**Task details**
Repeat, exactly and completely, the material that follows. Omit the pictures.

——————————

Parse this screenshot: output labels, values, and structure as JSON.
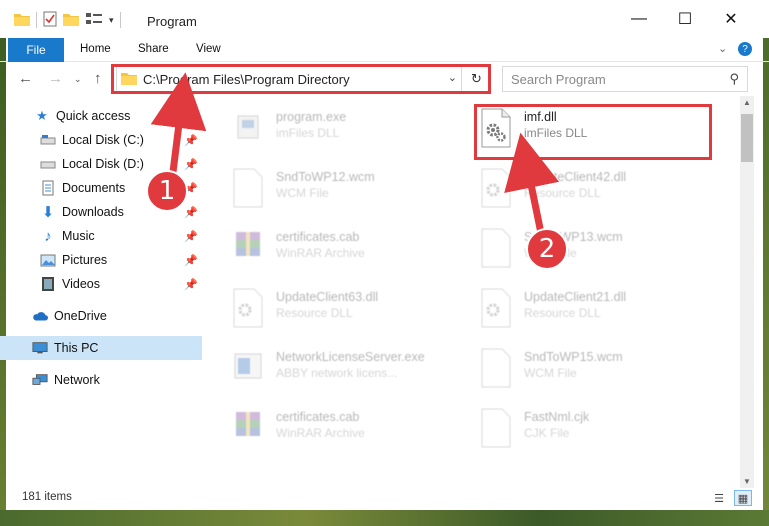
{
  "window": {
    "title": "Program",
    "buttons": {
      "minimize": "—",
      "maximize": "☐",
      "close": "✕"
    }
  },
  "ribbon": {
    "tabs": [
      "File",
      "Home",
      "Share",
      "View"
    ]
  },
  "address_bar": {
    "path": "C:\\Program Files\\Program Directory"
  },
  "search": {
    "placeholder": "Search Program"
  },
  "sidebar": {
    "items": [
      {
        "label": "Quick access",
        "icon": "star-icon",
        "pinned": false
      },
      {
        "label": "Local Disk (C:)",
        "icon": "drive-icon",
        "pinned": true
      },
      {
        "label": "Local Disk (D:)",
        "icon": "drive-icon",
        "pinned": true
      },
      {
        "label": "Documents",
        "icon": "documents-icon",
        "pinned": true
      },
      {
        "label": "Downloads",
        "icon": "downloads-icon",
        "pinned": true
      },
      {
        "label": "Music",
        "icon": "music-icon",
        "pinned": true
      },
      {
        "label": "Pictures",
        "icon": "pictures-icon",
        "pinned": true
      },
      {
        "label": "Videos",
        "icon": "videos-icon",
        "pinned": true
      },
      {
        "label": "OneDrive",
        "icon": "onedrive-icon",
        "pinned": false
      },
      {
        "label": "This PC",
        "icon": "pc-icon",
        "pinned": false
      },
      {
        "label": "Network",
        "icon": "network-icon",
        "pinned": false
      }
    ]
  },
  "files": [
    {
      "name": "program.exe",
      "type": "imFiles DLL",
      "icon": "exe-icon",
      "highlighted": false
    },
    {
      "name": "imf.dll",
      "type": "imFiles DLL",
      "icon": "dll-gear-icon",
      "highlighted": true
    },
    {
      "name": "SndToWP12.wcm",
      "type": "WCM File",
      "icon": "blank-file-icon",
      "highlighted": false
    },
    {
      "name": "UpdateClient42.dll",
      "type": "Resource DLL",
      "icon": "dll-gear-icon",
      "highlighted": false
    },
    {
      "name": "certificates.cab",
      "type": "WinRAR Archive",
      "icon": "winrar-icon",
      "highlighted": false
    },
    {
      "name": "SndToWP13.wcm",
      "type": "WCM File",
      "icon": "blank-file-icon",
      "highlighted": false
    },
    {
      "name": "UpdateClient63.dll",
      "type": "Resource DLL",
      "icon": "dll-gear-icon",
      "highlighted": false
    },
    {
      "name": "UpdateClient21.dll",
      "type": "Resource DLL",
      "icon": "dll-gear-icon",
      "highlighted": false
    },
    {
      "name": "NetworkLicenseServer.exe",
      "type": "ABBY network licens...",
      "icon": "app-icon",
      "highlighted": false
    },
    {
      "name": "SndToWP15.wcm",
      "type": "WCM File",
      "icon": "blank-file-icon",
      "highlighted": false
    },
    {
      "name": "certificates.cab",
      "type": "WinRAR Archive",
      "icon": "winrar-icon",
      "highlighted": false
    },
    {
      "name": "FastNml.cjk",
      "type": "CJK File",
      "icon": "blank-file-icon",
      "highlighted": false
    }
  ],
  "annotations": {
    "step1": "1",
    "step2": "2"
  },
  "statusbar": {
    "count": "181 items"
  },
  "colors": {
    "accent": "#1979ca",
    "annotation": "#e0393e",
    "selection": "#cce4f7"
  }
}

——————————

**Solution to the exercise**
Parse this screenshot: output labels, values, and structure as JSON.
{
  "window": {
    "title": "Program",
    "buttons": {
      "minimize": "—",
      "maximize": "☐",
      "close": "✕"
    }
  },
  "ribbon": {
    "tabs": [
      "File",
      "Home",
      "Share",
      "View"
    ]
  },
  "address_bar": {
    "path": "C:\\Program Files\\Program Directory"
  },
  "search": {
    "placeholder": "Search Program"
  },
  "sidebar": {
    "items": [
      {
        "label": "Quick access",
        "icon": "star-icon",
        "pinned": false
      },
      {
        "label": "Local Disk (C:)",
        "icon": "drive-icon",
        "pinned": true
      },
      {
        "label": "Local Disk (D:)",
        "icon": "drive-icon",
        "pinned": true
      },
      {
        "label": "Documents",
        "icon": "documents-icon",
        "pinned": true
      },
      {
        "label": "Downloads",
        "icon": "downloads-icon",
        "pinned": true
      },
      {
        "label": "Music",
        "icon": "music-icon",
        "pinned": true
      },
      {
        "label": "Pictures",
        "icon": "pictures-icon",
        "pinned": true
      },
      {
        "label": "Videos",
        "icon": "videos-icon",
        "pinned": true
      },
      {
        "label": "OneDrive",
        "icon": "onedrive-icon",
        "pinned": false
      },
      {
        "label": "This PC",
        "icon": "pc-icon",
        "pinned": false
      },
      {
        "label": "Network",
        "icon": "network-icon",
        "pinned": false
      }
    ]
  },
  "files": [
    {
      "name": "program.exe",
      "type": "imFiles DLL",
      "icon": "exe-icon",
      "highlighted": false
    },
    {
      "name": "imf.dll",
      "type": "imFiles DLL",
      "icon": "dll-gear-icon",
      "highlighted": true
    },
    {
      "name": "SndToWP12.wcm",
      "type": "WCM File",
      "icon": "blank-file-icon",
      "highlighted": false
    },
    {
      "name": "UpdateClient42.dll",
      "type": "Resource DLL",
      "icon": "dll-gear-icon",
      "highlighted": false
    },
    {
      "name": "certificates.cab",
      "type": "WinRAR Archive",
      "icon": "winrar-icon",
      "highlighted": false
    },
    {
      "name": "SndToWP13.wcm",
      "type": "WCM File",
      "icon": "blank-file-icon",
      "highlighted": false
    },
    {
      "name": "UpdateClient63.dll",
      "type": "Resource DLL",
      "icon": "dll-gear-icon",
      "highlighted": false
    },
    {
      "name": "UpdateClient21.dll",
      "type": "Resource DLL",
      "icon": "dll-gear-icon",
      "highlighted": false
    },
    {
      "name": "NetworkLicenseServer.exe",
      "type": "ABBY network licens...",
      "icon": "app-icon",
      "highlighted": false
    },
    {
      "name": "SndToWP15.wcm",
      "type": "WCM File",
      "icon": "blank-file-icon",
      "highlighted": false
    },
    {
      "name": "certificates.cab",
      "type": "WinRAR Archive",
      "icon": "winrar-icon",
      "highlighted": false
    },
    {
      "name": "FastNml.cjk",
      "type": "CJK File",
      "icon": "blank-file-icon",
      "highlighted": false
    }
  ],
  "annotations": {
    "step1": "1",
    "step2": "2"
  },
  "statusbar": {
    "count": "181 items"
  },
  "colors": {
    "accent": "#1979ca",
    "annotation": "#e0393e",
    "selection": "#cce4f7"
  }
}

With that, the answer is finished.